- WHAT THE TASK ASKS:
Check every line of the entries that follow, and copy the ones containing "Barometer".

- DATA SUPPLIED:
+ + +

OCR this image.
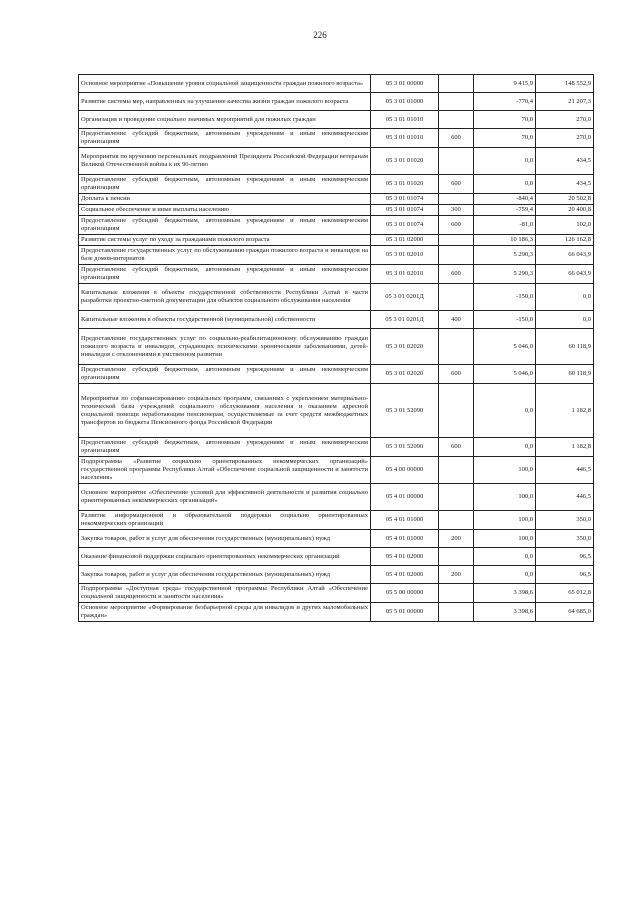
226
Основное мероприятие «Повышение уровня социальной защищенности граждан пожилого возраста»	05 3 01 00000		9 415,9	148 552,9
Развитие системы мер, направленных на улучшение качества жизни граждан пожилого возраста	05 3 01 01000		-770,4	21 207,3
Организация и проведение социально значимых мероприятий для пожилых граждан	05 3 01 01010		70,0	270,0
Предоставление субсидий бюджетным, автономным учреждениям и иным некоммерческим организациям	05 3 01 01010	600	70,0	270,0
Мероприятия по вручению персональных поздравлений Президента Российской Федерации ветеранам Великой Отечественной войны к их 90-летию	05 3 01 01020		0,0	434,5
Предоставление субсидий бюджетным, автономным учреждениям и иным некоммерческим организациям	05 3 01 01020	600	0,0	434,5
Доплата к пенсии	05 3 01 01074		-840,4	20 502,8
Социальное обеспечение и иные выплаты населению	05 3 01 01074	300	-759,4	20 400,8
Предоставление субсидий бюджетным, автономным учреждениям и иным некоммерческим организациям	05 3 01 01074	600	-81,0	102,0
Развитие системы услуг по уходу за гражданами пожилого возраста	05 3 01 02000		10 186,3	126 162,8
Предоставление государственных услуг по обслуживанию граждан пожилого возраста и инвалидов на базе домов-интернатов	05 3 01 02010		5 290,3	66 043,9
Предоставление субсидий бюджетным, автономным учреждениям и иным некоммерческим организациям	05 3 01 02010	600	5 290,3	66 043,9
Капитальные вложения в объекты государственной собственности Республики Алтай в части разработки проектно-сметной документации для объектов социального обслуживания населения	05 3 01 0201Д		-150,0	0,0
Капитальные вложения в объекты государственной (муниципальной) собственности	05 3 01 0201Д	400	-150,0	0,0
Предоставление государственных услуг по социально-реабилитационному обслуживанию граждан пожилого возраста и инвалидов, страдающих психическими хроническими заболеваниями, детей-инвалидов с отклонениями в умственном развитии	05 3 01 02020		5 046,0	60 118,9
Предоставление субсидий бюджетным, автономным учреждениям и иным некоммерческим организациям	05 3 01 02020	600	5 046,0	60 118,9
Мероприятия по софинансированию социальных программ, связанных с укреплением материально-технической базы учреждений социального обслуживания населения и оказанием адресной социальной помощи неработающим пенсионерам, осуществляемые за счет средств межбюджетных трансфертов из бюджета Пенсионного фонда Российской Федерации	05 3 01 52090		0,0	1 182,8
Предоставление субсидий бюджетным, автономным учреждениям и иным некоммерческим организациям	05 3 01 52090	600	0,0	1 182,8
Подпрограмма «Развитие социально ориентированных некоммерческих организаций» государственной программы Республики Алтай «Обеспечение социальной защищенности и занятости населения»	05 4 00 00000		100,0	446,5
Основное мероприятие «Обеспечение условий для эффективной деятельности и развития социально ориентированных некоммерческих организаций»	05 4 01 00000		100,0	446,5
Развитие информационной и образовательной поддержки социально ориентированных некоммерческих организаций	05 4 01 01000		100,0	350,0
Закупка товаров, работ и услуг для обеспечения государственных (муниципальных) нужд	05 4 01 01000	200	100,0	350,0
Оказание финансовой поддержки социально ориентированных некоммерческих организаций	05 4 01 02000		0,0	96,5
Закупка товаров, работ и услуг для обеспечения государственных (муниципальных) нужд	05 4 01 02000	200	0,0	96,5
Подпрограмма «Доступная среда» государственной программы Республики Алтай «Обеспечение социальной защищенности и занятости населения»	05 5 00 00000		3 398,6	65 012,8
Основное мероприятие «Формирование безбарьерной среды для инвалидов и других маломобильных граждан»	05 5 01 00000		3 398,6	64 685,0
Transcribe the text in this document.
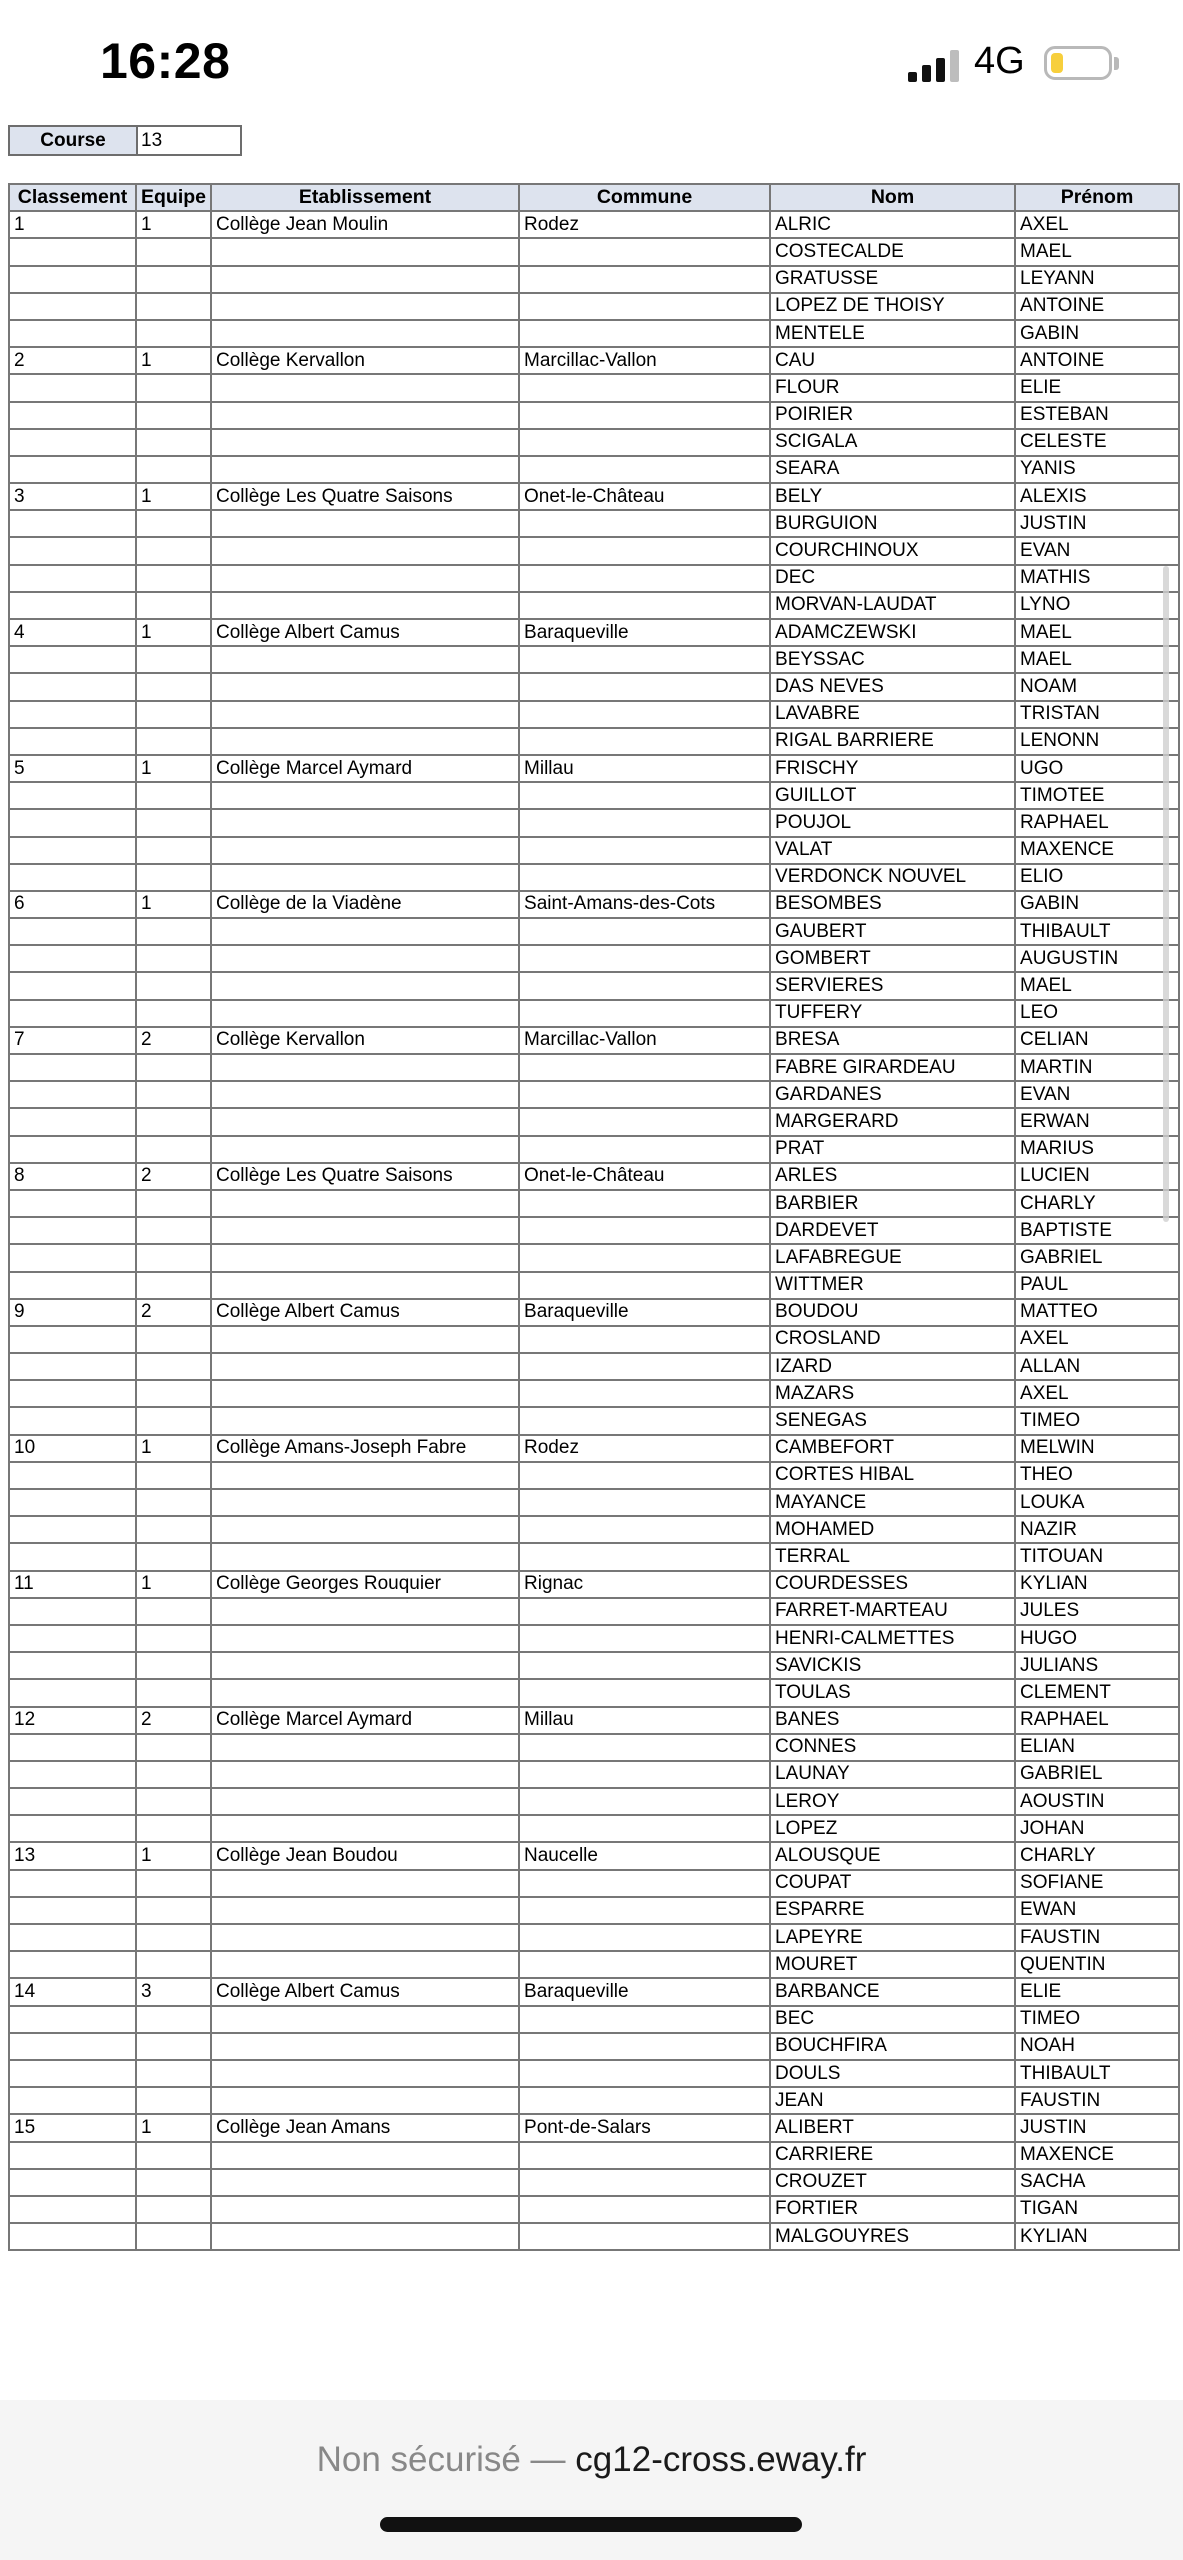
16:28	4G
Course	13
Classement	Equipe	Etablissement	Commune	Nom	Prénom
1	1	Collège Jean Moulin	Rodez	ALRIC	AXEL
				COSTECALDE	MAEL
				GRATUSSE	LEYANN
				LOPEZ DE THOISY	ANTOINE
				MENTELE	GABIN
2	1	Collège Kervallon	Marcillac-Vallon	CAU	ANTOINE
				FLOUR	ELIE
				POIRIER	ESTEBAN
				SCIGALA	CELESTE
				SEARA	YANIS
3	1	Collège Les Quatre Saisons	Onet-le-Château	BELY	ALEXIS
				BURGUION	JUSTIN
				COURCHINOUX	EVAN
				DEC	MATHIS
				MORVAN-LAUDAT	LYNO
4	1	Collège Albert Camus	Baraqueville	ADAMCZEWSKI	MAEL
				BEYSSAC	MAEL
				DAS NEVES	NOAM
				LAVABRE	TRISTAN
				RIGAL BARRIERE	LENONN
5	1	Collège Marcel Aymard	Millau	FRISCHY	UGO
				GUILLOT	TIMOTEE
				POUJOL	RAPHAEL
				VALAT	MAXENCE
				VERDONCK NOUVEL	ELIO
6	1	Collège de la Viadène	Saint-Amans-des-Cots	BESOMBES	GABIN
				GAUBERT	THIBAULT
				GOMBERT	AUGUSTIN
				SERVIERES	MAEL
				TUFFERY	LEO
7	2	Collège Kervallon	Marcillac-Vallon	BRESA	CELIAN
				FABRE GIRARDEAU	MARTIN
				GARDANES	EVAN
				MARGERARD	ERWAN
				PRAT	MARIUS
8	2	Collège Les Quatre Saisons	Onet-le-Château	ARLES	LUCIEN
				BARBIER	CHARLY
				DARDEVET	BAPTISTE
				LAFABREGUE	GABRIEL
				WITTMER	PAUL
9	2	Collège Albert Camus	Baraqueville	BOUDOU	MATTEO
				CROSLAND	AXEL
				IZARD	ALLAN
				MAZARS	AXEL
				SENEGAS	TIMEO
10	1	Collège Amans-Joseph Fabre	Rodez	CAMBEFORT	MELWIN
				CORTES HIBAL	THEO
				MAYANCE	LOUKA
				MOHAMED	NAZIR
				TERRAL	TITOUAN
11	1	Collège Georges Rouquier	Rignac	COURDESSES	KYLIAN
				FARRET-MARTEAU	JULES
				HENRI-CALMETTES	HUGO
				SAVICKIS	JULIANS
				TOULAS	CLEMENT
12	2	Collège Marcel Aymard	Millau	BANES	RAPHAEL
				CONNES	ELIAN
				LAUNAY	GABRIEL
				LEROY	AOUSTIN
				LOPEZ	JOHAN
13	1	Collège Jean Boudou	Naucelle	ALOUSQUE	CHARLY
				COUPAT	SOFIANE
				ESPARRE	EWAN
				LAPEYRE	FAUSTIN
				MOURET	QUENTIN
14	3	Collège Albert Camus	Baraqueville	BARBANCE	ELIE
				BEC	TIMEO
				BOUCHFIRA	NOAH
				DOULS	THIBAULT
				JEAN	FAUSTIN
15	1	Collège Jean Amans	Pont-de-Salars	ALIBERT	JUSTIN
				CARRIERE	MAXENCE
				CROUZET	SACHA
				FORTIER	TIGAN
				MALGOUYRES	KYLIAN
Non sécurisé — cg12-cross.eway.fr
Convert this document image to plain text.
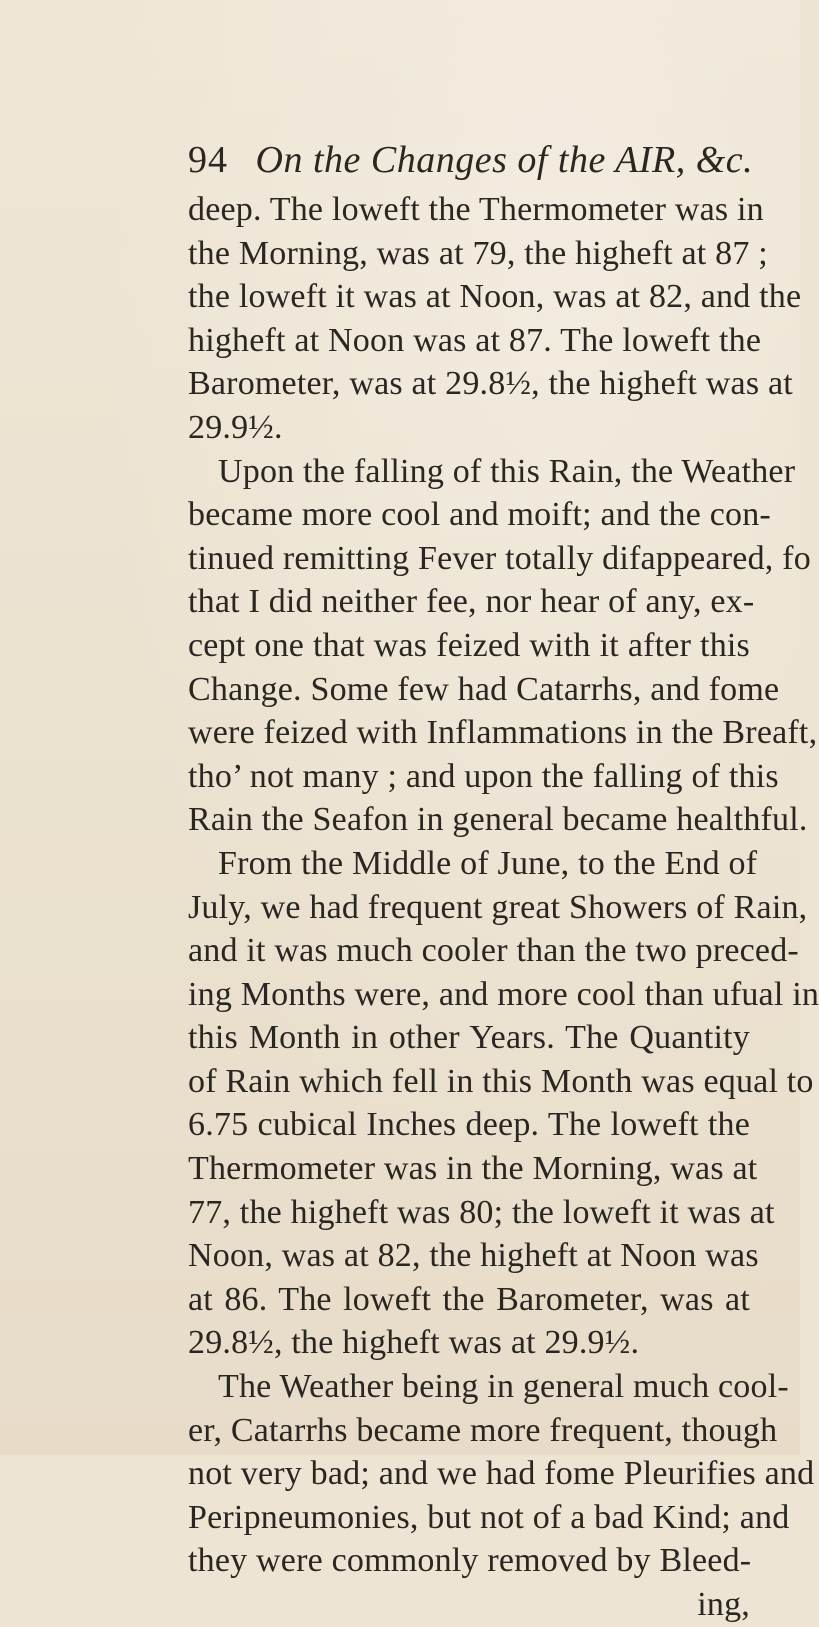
94 On the Changes of the AIR, &c.
deep. The loweft the Thermometer was in
the Morning, was at 79, the higheft at 87 ;
the loweft it was at Noon, was at 82, and the
higheft at Noon was at 87. The loweft the
Barometer, was at 29.8½, the higheft was at
29.9½.
Upon the falling of this Rain, the Weather
became more cool and moift; and the con-
tinued remitting Fever totally difappeared, fo
that I did neither fee, nor hear of any, ex-
cept one that was feized with it after this
Change. Some few had Catarrhs, and fome
were feized with Inflammations in the Breaft,
tho’ not many ; and upon the falling of this
Rain the Seafon in general became healthful.
From the Middle of June, to the End of
July, we had frequent great Showers of Rain,
and it was much cooler than the two preced-
ing Months were, and more cool than ufual in
this Month in other Years. The Quantity
of Rain which fell in this Month was equal to
6.75 cubical Inches deep. The loweft the
Thermometer was in the Morning, was at
77, the higheft was 80; the loweft it was at
Noon, was at 82, the higheft at Noon was
at 86. The loweft the Barometer, was at
29.8½, the higheft was at 29.9½.
The Weather being in general much cool-
er, Catarrhs became more frequent, though
not very bad; and we had fome Pleurifies and
Peripneumonies, but not of a bad Kind; and
they were commonly removed by Bleed-
ing,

+ + +

- SOLUTION TO THIS EXERCISE:
Barometer, was at 29.8½, the higheft was at
at 86. The loweft the Barometer, was at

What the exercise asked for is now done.